Items from a figure collection:
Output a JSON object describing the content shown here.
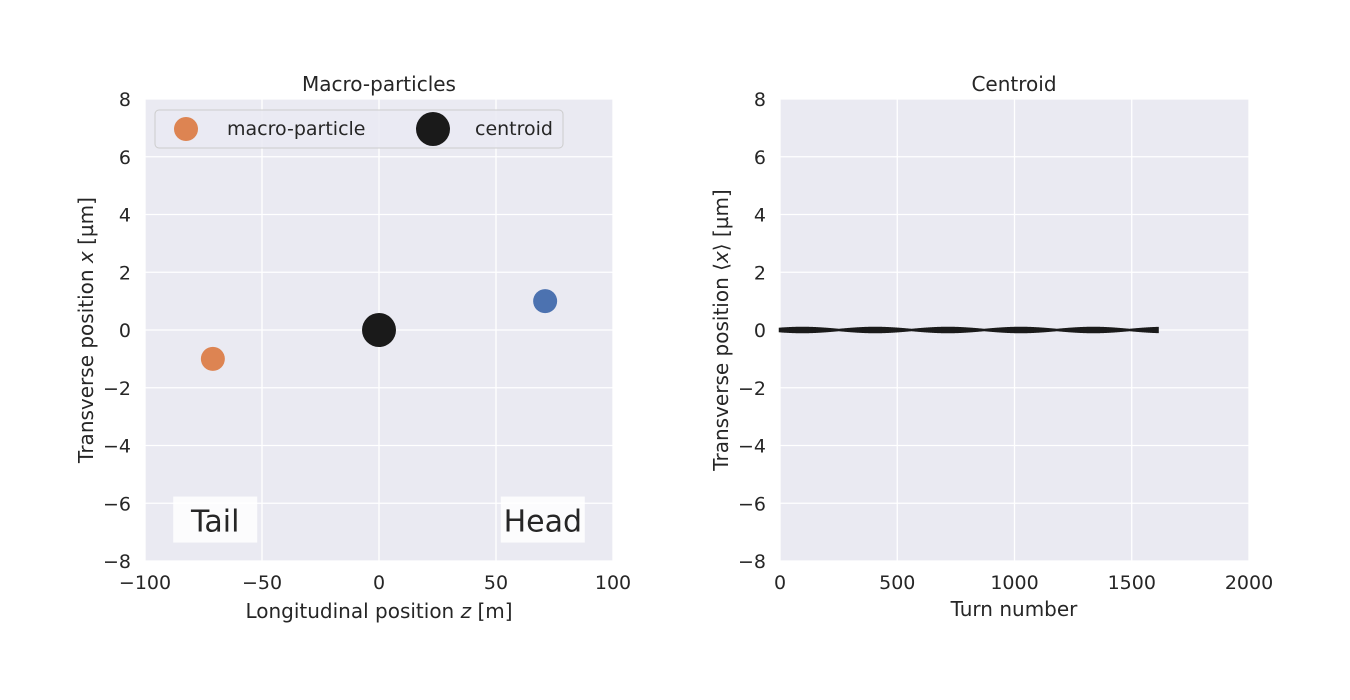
{
  "chart_data": [
    {
      "type": "scatter",
      "title": "Macro-particles",
      "xlabel_parts": [
        "Longitudinal position ",
        "z",
        " [m]"
      ],
      "ylabel_parts": [
        "Transverse position ",
        "x",
        " [µm]"
      ],
      "xlim": [
        -100,
        100
      ],
      "ylim": [
        -8,
        8
      ],
      "xticks": [
        -100,
        -50,
        0,
        50,
        100
      ],
      "xtick_labels": [
        "−100",
        "−50",
        "0",
        "50",
        "100"
      ],
      "yticks": [
        -8,
        -6,
        -4,
        -2,
        0,
        2,
        4,
        6,
        8
      ],
      "ytick_labels": [
        "−8",
        "−6",
        "−4",
        "−2",
        "0",
        "2",
        "4",
        "6",
        "8"
      ],
      "grid": true,
      "legend_placement": "top",
      "points": [
        {
          "name": "tail-particle",
          "x": -71,
          "y": -1,
          "color": "#dd8452"
        },
        {
          "name": "head-particle",
          "x": 71,
          "y": 1,
          "color": "#4c72b0"
        },
        {
          "name": "centroid-point",
          "x": 0,
          "y": 0,
          "color": "#1a1a1a"
        }
      ],
      "legend": [
        {
          "label": "macro-particle",
          "color": "#dd8452"
        },
        {
          "label": "centroid",
          "color": "#1a1a1a"
        }
      ],
      "annotations": [
        {
          "text": "Tail",
          "x": -70,
          "y": -6.6
        },
        {
          "text": "Head",
          "x": 70,
          "y": -6.6
        }
      ]
    },
    {
      "type": "line",
      "title": "Centroid",
      "xlabel": "Turn number",
      "ylabel_parts": [
        "Transverse position ⟨",
        "x",
        "⟩ [µm]"
      ],
      "xlim": [
        0,
        2000
      ],
      "ylim": [
        -8,
        8
      ],
      "xticks": [
        0,
        500,
        1000,
        1500,
        2000
      ],
      "xtick_labels": [
        "0",
        "500",
        "1000",
        "1500",
        "2000"
      ],
      "yticks": [
        -8,
        -6,
        -4,
        -2,
        0,
        2,
        4,
        6,
        8
      ],
      "ytick_labels": [
        "−8",
        "−6",
        "−4",
        "−2",
        "0",
        "2",
        "4",
        "6",
        "8"
      ],
      "grid": true,
      "series": [
        {
          "turn_start": 0,
          "turn_end": 1610,
          "amplitude": 0.07,
          "beat_period": 310,
          "color": "#1a1a1a"
        }
      ]
    }
  ],
  "style": {
    "plot_background": "#eaeaf2",
    "grid_color": "#ffffff",
    "text_color": "#262626"
  }
}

_Stated task:_ From the entries above, return each line with the word "name" in it.

_Completed exercise:_
          "name": "tail-particle",
          "name": "head-particle",
          "name": "centroid-point",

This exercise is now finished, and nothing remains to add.